__Given text__
On March 26, 2001, the arbitrators ordered WSI and Smith, jointly and severally, to pay Bartolini $401,111.95 in out-of-pocket losses, $100,000 in punitive damages, $75,000 in attorneys' fees, and $15,000 for witness and other fees for a total of $591,111.95. The arbitrators specifically concluded that Smith and WSI (i) "committed fraud while acting in a fiduciary capacity;" (ii) "obtained [Bartolini's] money under false pretenses;" and (iii) engaged in a "malicious and willful violation of trust and confidence placed in them by [Bartolini]." The panel awarded Bartolini $100,000 in punitive damages to "punish [Smith and WSI] and deter them  from similar treatment of public customers." (Arb. Award at 4.)
Smith and WSI filed this action seeking to vacate the arbitration award. Subsequently, WSI settled with Bartolini and is no longer a part of this action. Bartolini filed a counter petition to confirm the arbitration award. The parties agreed to file simultaneous cross-motions for summary judgment. We have reviewed these briefs as well as the supporting exhibits and affidavits.
Smith argues that this dispute is not arbitrable under Section 10301 of the NASD Code of Arbitration Procedure because (i) Bartolini was not a "customer" and (ii) she did not purchase a "security." Neither argument has merit. See Sections I & II. Even if there were some doubt about whether this dispute were arbitrable based on the NASD Code, we would still find it arbitrable under the Uniform Submission Agreement executed by Smith. See Section III.
I. Was Bartolini A "Customer" Under NASD Section 10301?
Both sides agree that the general question of whether this dispute is arbitrable is governed by NASD Code Section 10301(a), which states as follows:
Any dispute, claim, or controversy eligible for
submission under the Rule 10100 Series between a
customer and a member and/or associated person arising
in connection with the business of such member or in
connection with the activities of such associated
persons shall be arbitrated under this Code, as
provided by any duly executed and enforceable written
agreement or upon the demand of the customer.

__Supplied material__
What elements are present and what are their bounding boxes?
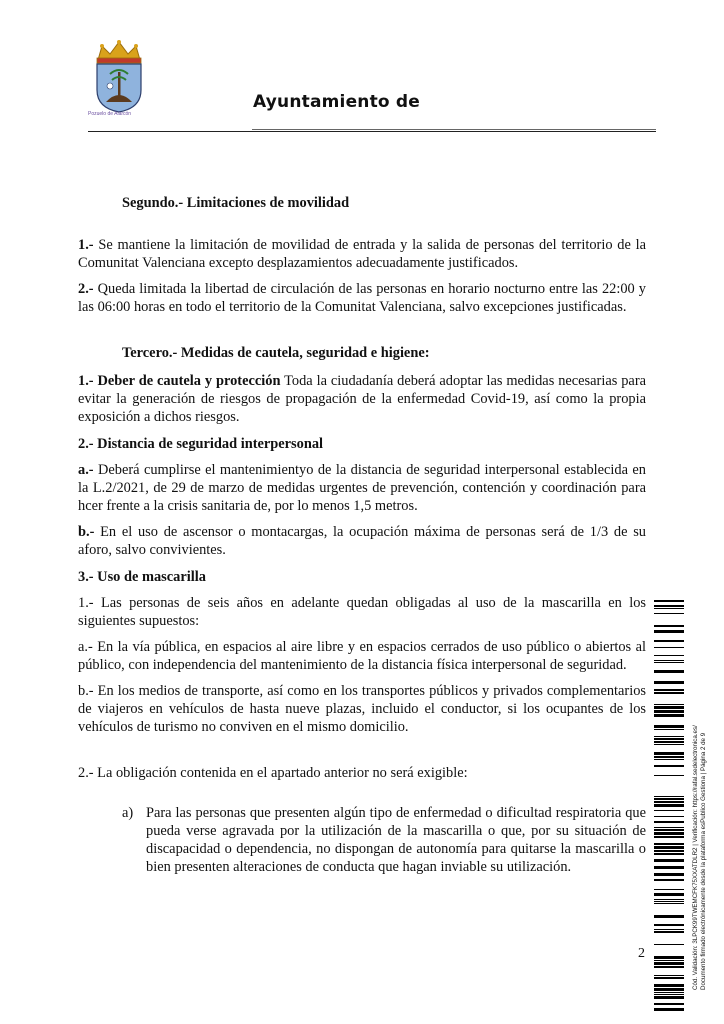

__What to do__
1. Rewrite the paragraph of the opinion on the arbitration award that begins "On March 26, 2001" as a short bulleted list that keeps its main facts.
2. Pick up the opinion on the arbitration award after its last line and continue it.
The material after the opinion on the arbitration award is separate from it.

__The answers__
1.
- On March 26, 2001, the arbitrators ordered WSI and Smith, jointly and severally, to pay Bartolini a total of $591,111.95:
  - $401,111.95 in out-of-pocket losses
  - $100,000 in punitive damages
  - $75,000 in attorneys' fees
  - $15,000 for witness and other fees
- The arbitrators found that Smith and WSI:
  - committed fraud while acting in a fiduciary capacity
  - obtained Bartolini's money under false pretenses
  - maliciously and willfully violated the trust and confidence she placed in them
- The punitive damages were meant to punish Smith and WSI and to deter them from treating public customers the same way.

2.
Smith argues that Bartolini cannot show that she was a "customer" under this section. This argument contains two parts. First, he asserts that the above language contains an implied requirement that Bartolini must show either that she was a direct customer of the member firm (i.e. WSI) or that Smith dealt with her while he was acting solely in his role as an associated person of WSI. Second, he asserts that Bartolini cannot meet this implied requirement. As set forth below, neither the legal premise nor the factual support is persuasive.
The parties argue over the meaning of the term "customer" in Section 10301. To understand these arguments, it is important to consider this section from a broader perspective rather than trying to define one word in isolation.
Section 10301 contains several pathways to arbitration, as reflected by the use of the word "or" in lines two and three of the above quotation. In line two, the Section refers to a dispute between a "customer" and either (i) a "member" or (ii) an "associated person." In lines three and four, the Section imposes the additional requirement that the dispute must arise in connection with either (i) "the business of such member" or (ii) "the activities of such associated person."
Applying the latter half of the two clauses, arbitration is required if the dispute is between a customer and an associated person arising out of the activities of the associated person. Interpreting this language in a straightforward and commonsense manner, we think it is clear that this dispute is arbitrable regardless of whether or not (as discussed in Section I.B) there was any connection to WSI.
First, it is undisputed that Smith was an associated person. Second, there can be no dispute that Bartolini's claims arose out of the "activities" of Smith — specifically, his investment advice and his actions in carrying out this advice. Third, the only remaining point even arguably in dispute is whether Bartolini was a "customer." Smith focuses heavily on the word "customer" and believes that it carries with it an implied requirement that Bartolini must have been a customer of the member firm or that the associated person must have been acting in his role as an associated person at the time of the dispute.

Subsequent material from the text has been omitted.